# [DATA SUPPLIED]
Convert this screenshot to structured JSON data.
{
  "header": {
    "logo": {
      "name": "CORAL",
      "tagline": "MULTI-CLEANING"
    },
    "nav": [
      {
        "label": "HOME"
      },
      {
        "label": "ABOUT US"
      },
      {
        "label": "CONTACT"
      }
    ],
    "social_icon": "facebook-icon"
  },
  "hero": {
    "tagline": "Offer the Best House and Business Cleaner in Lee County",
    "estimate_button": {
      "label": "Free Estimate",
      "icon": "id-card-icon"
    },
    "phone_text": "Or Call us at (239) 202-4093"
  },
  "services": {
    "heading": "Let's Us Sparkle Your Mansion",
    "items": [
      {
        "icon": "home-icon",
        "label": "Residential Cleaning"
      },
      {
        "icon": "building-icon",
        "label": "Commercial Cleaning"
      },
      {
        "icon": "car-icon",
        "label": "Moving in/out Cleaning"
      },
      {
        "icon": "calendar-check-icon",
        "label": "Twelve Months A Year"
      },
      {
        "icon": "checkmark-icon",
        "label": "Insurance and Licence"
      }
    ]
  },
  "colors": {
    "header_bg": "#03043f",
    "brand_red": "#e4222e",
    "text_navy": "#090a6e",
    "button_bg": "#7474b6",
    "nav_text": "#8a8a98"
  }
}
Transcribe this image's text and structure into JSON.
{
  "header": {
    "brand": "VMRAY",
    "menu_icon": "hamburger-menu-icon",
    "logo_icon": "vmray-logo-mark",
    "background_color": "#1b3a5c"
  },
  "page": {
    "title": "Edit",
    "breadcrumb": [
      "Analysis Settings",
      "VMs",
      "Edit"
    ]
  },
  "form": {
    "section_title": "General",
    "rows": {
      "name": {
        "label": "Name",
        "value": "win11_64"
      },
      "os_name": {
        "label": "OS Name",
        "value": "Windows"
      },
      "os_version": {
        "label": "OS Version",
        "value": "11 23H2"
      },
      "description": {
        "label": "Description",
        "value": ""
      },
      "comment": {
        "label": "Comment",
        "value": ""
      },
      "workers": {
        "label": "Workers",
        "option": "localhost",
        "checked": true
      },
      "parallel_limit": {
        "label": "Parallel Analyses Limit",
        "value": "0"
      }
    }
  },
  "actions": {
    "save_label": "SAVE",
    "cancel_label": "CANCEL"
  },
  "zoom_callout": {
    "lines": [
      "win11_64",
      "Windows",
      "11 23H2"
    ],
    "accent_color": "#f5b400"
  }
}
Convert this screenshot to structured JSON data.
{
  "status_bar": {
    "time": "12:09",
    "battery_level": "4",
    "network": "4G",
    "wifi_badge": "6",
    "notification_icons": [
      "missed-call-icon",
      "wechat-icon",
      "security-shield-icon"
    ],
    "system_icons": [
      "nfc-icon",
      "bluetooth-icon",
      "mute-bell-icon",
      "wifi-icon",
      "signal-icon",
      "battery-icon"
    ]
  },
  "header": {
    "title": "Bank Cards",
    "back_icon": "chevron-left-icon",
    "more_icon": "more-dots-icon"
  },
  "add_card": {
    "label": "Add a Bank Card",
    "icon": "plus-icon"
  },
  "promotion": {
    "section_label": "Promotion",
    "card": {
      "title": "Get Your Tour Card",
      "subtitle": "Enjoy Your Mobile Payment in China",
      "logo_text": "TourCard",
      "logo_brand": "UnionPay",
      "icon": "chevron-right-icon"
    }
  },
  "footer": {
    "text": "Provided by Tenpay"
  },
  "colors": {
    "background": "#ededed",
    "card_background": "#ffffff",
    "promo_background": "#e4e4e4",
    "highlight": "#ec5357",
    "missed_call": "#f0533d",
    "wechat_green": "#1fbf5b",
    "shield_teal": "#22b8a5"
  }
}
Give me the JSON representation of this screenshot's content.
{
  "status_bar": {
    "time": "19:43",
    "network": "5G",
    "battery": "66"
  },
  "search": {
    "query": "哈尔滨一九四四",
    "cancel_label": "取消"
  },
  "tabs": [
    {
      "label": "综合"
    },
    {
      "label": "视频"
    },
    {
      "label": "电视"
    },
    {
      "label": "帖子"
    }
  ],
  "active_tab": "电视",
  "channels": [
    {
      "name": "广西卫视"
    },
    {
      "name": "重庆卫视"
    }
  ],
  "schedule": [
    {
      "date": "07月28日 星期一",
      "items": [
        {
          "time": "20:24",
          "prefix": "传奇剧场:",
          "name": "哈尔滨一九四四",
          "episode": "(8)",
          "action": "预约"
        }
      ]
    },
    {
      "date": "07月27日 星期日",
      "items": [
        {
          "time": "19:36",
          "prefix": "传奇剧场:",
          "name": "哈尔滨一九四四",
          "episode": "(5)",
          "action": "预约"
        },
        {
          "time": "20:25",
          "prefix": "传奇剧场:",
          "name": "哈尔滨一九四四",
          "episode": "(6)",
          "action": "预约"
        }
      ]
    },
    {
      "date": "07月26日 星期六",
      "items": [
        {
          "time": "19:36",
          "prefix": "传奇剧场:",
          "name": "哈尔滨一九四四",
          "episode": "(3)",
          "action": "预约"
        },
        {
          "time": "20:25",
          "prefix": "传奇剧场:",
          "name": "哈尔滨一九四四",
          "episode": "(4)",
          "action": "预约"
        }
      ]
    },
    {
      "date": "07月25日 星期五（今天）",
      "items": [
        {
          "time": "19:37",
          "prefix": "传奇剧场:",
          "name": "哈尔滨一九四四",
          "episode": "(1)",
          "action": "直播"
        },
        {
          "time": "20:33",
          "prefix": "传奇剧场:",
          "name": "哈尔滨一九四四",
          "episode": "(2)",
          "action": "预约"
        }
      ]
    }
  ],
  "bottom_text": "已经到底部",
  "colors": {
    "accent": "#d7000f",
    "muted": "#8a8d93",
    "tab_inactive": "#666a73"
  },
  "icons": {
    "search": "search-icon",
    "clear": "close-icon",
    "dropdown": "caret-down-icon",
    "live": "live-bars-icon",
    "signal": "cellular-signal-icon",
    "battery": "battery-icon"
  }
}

# [SHORT EXERCISE]
Every record should be given again exactly.

# [PROBLEM SOLUTION]
Convert this screenshot to structured JSON data.
{
  "header": {
    "logo": {
      "name": "CORAL",
      "tagline": "MULTI-CLEANING"
    },
    "nav": [
      {
        "label": "HOME"
      },
      {
        "label": "ABOUT US"
      },
      {
        "label": "CONTACT"
      }
    ],
    "social_icon": "facebook-icon"
  },
  "hero": {
    "tagline": "Offer the Best House and Business Cleaner in Lee County",
    "estimate_button": {
      "label": "Free Estimate",
      "icon": "id-card-icon"
    },
    "phone_text": "Or Call us at (239) 202-4093"
  },
  "services": {
    "heading": "Let's Us Sparkle Your Mansion",
    "items": [
      {
        "icon": "home-icon",
        "label": "Residential Cleaning"
      },
      {
        "icon": "building-icon",
        "label": "Commercial Cleaning"
      },
      {
        "icon": "car-icon",
        "label": "Moving in/out Cleaning"
      },
      {
        "icon": "calendar-check-icon",
        "label": "Twelve Months A Year"
      },
      {
        "icon": "checkmark-icon",
        "label": "Insurance and Licence"
      }
    ]
  },
  "colors": {
    "header_bg": "#03043f",
    "brand_red": "#e4222e",
    "text_navy": "#090a6e",
    "button_bg": "#7474b6",
    "nav_text": "#8a8a98"
  }
}
Transcribe this image's text and structure into JSON.
{
  "header": {
    "brand": "VMRAY",
    "menu_icon": "hamburger-menu-icon",
    "logo_icon": "vmray-logo-mark",
    "background_color": "#1b3a5c"
  },
  "page": {
    "title": "Edit",
    "breadcrumb": [
      "Analysis Settings",
      "VMs",
      "Edit"
    ]
  },
  "form": {
    "section_title": "General",
    "rows": {
      "name": {
        "label": "Name",
        "value": "win11_64"
      },
      "os_name": {
        "label": "OS Name",
        "value": "Windows"
      },
      "os_version": {
        "label": "OS Version",
        "value": "11 23H2"
      },
      "description": {
        "label": "Description",
        "value": ""
      },
      "comment": {
        "label": "Comment",
        "value": ""
      },
      "workers": {
        "label": "Workers",
        "option": "localhost",
        "checked": true
      },
      "parallel_limit": {
        "label": "Parallel Analyses Limit",
        "value": "0"
      }
    }
  },
  "actions": {
    "save_label": "SAVE",
    "cancel_label": "CANCEL"
  },
  "zoom_callout": {
    "lines": [
      "win11_64",
      "Windows",
      "11 23H2"
    ],
    "accent_color": "#f5b400"
  }
}
Convert this screenshot to structured JSON data.
{
  "status_bar": {
    "time": "12:09",
    "battery_level": "4",
    "network": "4G",
    "wifi_badge": "6",
    "notification_icons": [
      "missed-call-icon",
      "wechat-icon",
      "security-shield-icon"
    ],
    "system_icons": [
      "nfc-icon",
      "bluetooth-icon",
      "mute-bell-icon",
      "wifi-icon",
      "signal-icon",
      "battery-icon"
    ]
  },
  "header": {
    "title": "Bank Cards",
    "back_icon": "chevron-left-icon",
    "more_icon": "more-dots-icon"
  },
  "add_card": {
    "label": "Add a Bank Card",
    "icon": "plus-icon"
  },
  "promotion": {
    "section_label": "Promotion",
    "card": {
      "title": "Get Your Tour Card",
      "subtitle": "Enjoy Your Mobile Payment in China",
      "logo_text": "TourCard",
      "logo_brand": "UnionPay",
      "icon": "chevron-right-icon"
    }
  },
  "footer": {
    "text": "Provided by Tenpay"
  },
  "colors": {
    "background": "#ededed",
    "card_background": "#ffffff",
    "promo_background": "#e4e4e4",
    "highlight": "#ec5357",
    "missed_call": "#f0533d",
    "wechat_green": "#1fbf5b",
    "shield_teal": "#22b8a5"
  }
}
Give me the JSON representation of this screenshot's content.
{
  "status_bar": {
    "time": "19:43",
    "network": "5G",
    "battery": "66"
  },
  "search": {
    "query": "哈尔滨一九四四",
    "cancel_label": "取消"
  },
  "tabs": [
    {
      "label": "综合"
    },
    {
      "label": "视频"
    },
    {
      "label": "电视"
    },
    {
      "label": "帖子"
    }
  ],
  "active_tab": "电视",
  "channels": [
    {
      "name": "广西卫视"
    },
    {
      "name": "重庆卫视"
    }
  ],
  "schedule": [
    {
      "date": "07月28日 星期一",
      "items": [
        {
          "time": "20:24",
          "prefix": "传奇剧场:",
          "name": "哈尔滨一九四四",
          "episode": "(8)",
          "action": "预约"
        }
      ]
    },
    {
      "date": "07月27日 星期日",
      "items": [
        {
          "time": "19:36",
          "prefix": "传奇剧场:",
          "name": "哈尔滨一九四四",
          "episode": "(5)",
          "action": "预约"
        },
        {
          "time": "20:25",
          "prefix": "传奇剧场:",
          "name": "哈尔滨一九四四",
          "episode": "(6)",
          "action": "预约"
        }
      ]
    },
    {
      "date": "07月26日 星期六",
      "items": [
        {
          "time": "19:36",
          "prefix": "传奇剧场:",
          "name": "哈尔滨一九四四",
          "episode": "(3)",
          "action": "预约"
        },
        {
          "time": "20:25",
          "prefix": "传奇剧场:",
          "name": "哈尔滨一九四四",
          "episode": "(4)",
          "action": "预约"
        }
      ]
    },
    {
      "date": "07月25日 星期五（今天）",
      "items": [
        {
          "time": "19:37",
          "prefix": "传奇剧场:",
          "name": "哈尔滨一九四四",
          "episode": "(1)",
          "action": "直播"
        },
        {
          "time": "20:33",
          "prefix": "传奇剧场:",
          "name": "哈尔滨一九四四",
          "episode": "(2)",
          "action": "预约"
        }
      ]
    }
  ],
  "bottom_text": "已经到底部",
  "colors": {
    "accent": "#d7000f",
    "muted": "#8a8d93",
    "tab_inactive": "#666a73"
  },
  "icons": {
    "search": "search-icon",
    "clear": "close-icon",
    "dropdown": "caret-down-icon",
    "live": "live-bars-icon",
    "signal": "cellular-signal-icon",
    "battery": "battery-icon"
  }
}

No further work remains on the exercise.